ESTRATTO DEL DOCUMENTO:
Sulla legittimazione passiva di (…) AG e (…) GmBH.

Giova anche in questo caso premettere che le reclamate società tedesche (…) AG e (…) GmBH non hanno proposto reclamo incidentale rispetto alle statuizioni del Giudice della prima fase il quale, con l’ordinanza reclamata, aveva riconosciuto la loro legittimazione passiva, respingendo espressamente l’eccezione dalle stesse formulata che, in quanto non riproposta in via principale (ma ancora in subordine all’accoglimento del motivo di reclamo avversario), deve intendersi dunque rinunciata nella presente fase di reclamo. Ad ogni modo, sul punto, il Collegio rileva che ai fini del riconoscimento della legittimazione passiva delle resistenti è sufficiente la mera affermazione della loro posizione soggettiva sulla base della quale le reclamanti hanno agito, la dimostrazione dell’effettiva titolarità di detta posizione soggettiva attenendo, invece, al successivo profilo della prova.

LAVORO DA SVOLGERE:
a. Riscrivi la parte dell'estratto che comincia con "Giova anche in" e va avanti fino a "profilo della prova.", mettendo "Tribunale" al posto di "Collegio".
b. Elenca in ordine ogni parola dell'estratto che comincia con «reclam», ripetendola tutte le volte che compare.

CONTENUTO DEI DATI:

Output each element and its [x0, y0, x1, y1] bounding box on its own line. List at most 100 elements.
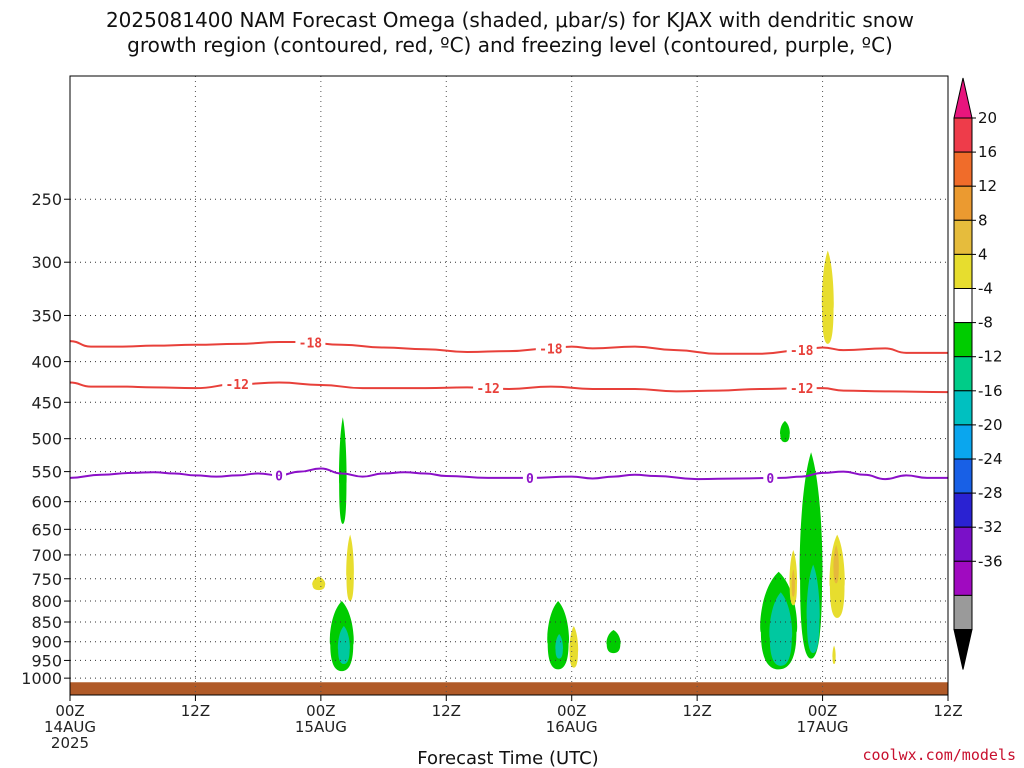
y-tick-label: 250	[31, 190, 62, 209]
contour-label-bg	[473, 380, 504, 397]
colorbar-swatch	[953, 424, 973, 460]
colorbar-label: 20	[978, 109, 997, 127]
colorbar-label: -36	[978, 552, 1003, 570]
contour-label: -12	[225, 378, 248, 393]
omega-cell-11	[769, 592, 793, 666]
colorbar-label: -4	[978, 280, 993, 298]
omega-cell-7	[569, 626, 579, 668]
y-tick-label: 350	[31, 306, 62, 325]
contours: -18 -18 -18 -12 -12 -12 0 0 0	[69, 334, 949, 487]
x-tick-label: 00Z	[55, 702, 84, 720]
chart-title-line1: 2025081400 NAM Forecast Omega (shaded, μ…	[106, 8, 914, 32]
omega-cell-15	[791, 569, 795, 597]
contour-label-bg	[786, 380, 817, 397]
colorbar-swatch	[953, 219, 973, 255]
contour-label-bg	[272, 467, 287, 484]
x-tick-label: 12Z	[682, 702, 711, 720]
colorbar-top-arrow	[953, 77, 973, 119]
y-tick-label: 600	[31, 493, 62, 512]
contour-label: -12	[790, 382, 813, 397]
colorbar-swatch	[953, 390, 973, 426]
contour-label-bg	[295, 334, 326, 351]
terrain-strip	[70, 682, 948, 695]
colorbar-swatch	[953, 151, 973, 187]
omega-cell-16	[821, 250, 834, 344]
chart-title-line2: growth region (contoured, red, ºC) and f…	[127, 33, 893, 57]
omega-cell-1	[312, 576, 326, 591]
y-tick-label: 1000	[21, 669, 62, 688]
colorbar-label: 8	[978, 211, 988, 229]
colorbar-swatch	[953, 117, 973, 153]
colorbar-swatch	[953, 322, 973, 358]
contour-label: 0	[766, 472, 774, 487]
omega-cell-18	[833, 544, 839, 584]
x-tick-label: 12Z	[181, 702, 210, 720]
omega-cell-5	[547, 601, 570, 670]
grid	[70, 76, 948, 695]
y-axis: 2503003504004505005506006507007508008509…	[21, 190, 70, 688]
contour-label-bg	[535, 340, 566, 357]
omega-cell-13	[806, 564, 820, 654]
omega-cell-2	[346, 534, 354, 602]
colorbar-label: 16	[978, 143, 997, 161]
colorbar-label: -8	[978, 314, 993, 332]
contour-label-bg	[763, 469, 778, 486]
colorbar-label: -20	[978, 416, 1003, 434]
x-tick-label: 2025	[51, 734, 89, 752]
terrain	[70, 682, 948, 695]
contour-label: -18	[539, 342, 563, 357]
colorbar-label: 12	[978, 177, 997, 195]
colorbar-swatch	[953, 560, 973, 596]
omega-shading	[312, 250, 845, 672]
y-tick-label: 850	[31, 613, 62, 632]
colorbar-swatch	[953, 288, 973, 324]
colorbar-label: 4	[978, 245, 988, 263]
contour-label-bg	[222, 376, 253, 393]
contour-label: 0	[275, 469, 283, 484]
y-tick-label: 800	[31, 592, 62, 611]
contour-label-bg	[786, 342, 817, 359]
x-tick-label: 12Z	[432, 702, 461, 720]
colorbar: 20 16 12 8 4 -4 -8 -12 -16 -20 -24 -28 -32 -36	[953, 77, 1003, 670]
colorbar-label: -16	[978, 382, 1003, 400]
omega-cell-19	[832, 645, 836, 665]
colorbar-swatch	[953, 253, 973, 289]
colorbar-swatch	[953, 526, 973, 562]
x-tick-label: 00Z	[808, 702, 837, 720]
y-tick-label: 650	[31, 520, 62, 539]
x-tick-label: 14AUG	[44, 718, 96, 736]
contour-line	[69, 340, 948, 355]
omega-cell-4	[337, 626, 350, 665]
colorbar-label: -32	[978, 518, 1003, 536]
x-tick-label: 00Z	[557, 702, 586, 720]
colorbar-label: -24	[978, 450, 1003, 468]
y-tick-label: 550	[31, 463, 62, 482]
x-tick-label: 12Z	[933, 702, 962, 720]
plot-frame	[69, 75, 949, 696]
x-tick-label: 17AUG	[797, 718, 849, 736]
y-tick-label: 900	[31, 633, 62, 652]
colorbar-swatch	[953, 185, 973, 221]
colorbar-swatch	[953, 594, 973, 631]
y-tick-label: 450	[31, 393, 62, 412]
y-tick-label: 400	[31, 353, 62, 372]
y-tick-label: 300	[31, 253, 62, 272]
contour-label: -18	[790, 344, 814, 359]
contour-label-bg	[522, 469, 537, 486]
colorbar-swatch	[953, 356, 973, 392]
y-tick-label: 950	[31, 651, 62, 670]
credit-link[interactable]: coolwx.com/models	[862, 746, 1016, 764]
y-tick-label: 700	[31, 546, 62, 565]
contour-label: -18	[299, 337, 323, 352]
omega-cell-9	[780, 420, 790, 443]
omega-cell-0	[338, 417, 347, 524]
x-axis-label: Forecast Time (UTC)	[417, 748, 598, 768]
omega-cell-8	[606, 630, 621, 654]
x-tick-label: 00Z	[306, 702, 335, 720]
omega-cell-6	[555, 633, 563, 659]
y-tick-label: 750	[31, 570, 62, 589]
contour-label: 0	[526, 472, 534, 487]
contour-label: -12	[476, 382, 499, 397]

RISPOSTE AI COMPITI:
a.
Giova anche in questo caso premettere che le reclamate società tedesche (…) AG e (…) GmBH non hanno proposto reclamo incidentale rispetto alle statuizioni del Giudice della prima fase il quale, con l’ordinanza reclamata, aveva riconosciuto la loro legittimazione passiva, respingendo espressamente l’eccezione dalle stesse formulata che, in quanto non riproposta in via principale (ma ancora in subordine all’accoglimento del motivo di reclamo avversario), deve intendersi dunque rinunciata nella presente fase di reclamo. Ad ogni modo, sul punto, il Tribunale rileva che ai fini del riconoscimento della legittimazione passiva delle resistenti è sufficiente la mera affermazione della loro posizione soggettiva sulla base della quale le reclamanti hanno agito, la dimostrazione dell’effettiva titolarità di detta posizione soggettiva attenendo, invece, al successivo profilo della prova.

b. reclamate, reclamo, reclamata, reclamo, reclamo, reclamanti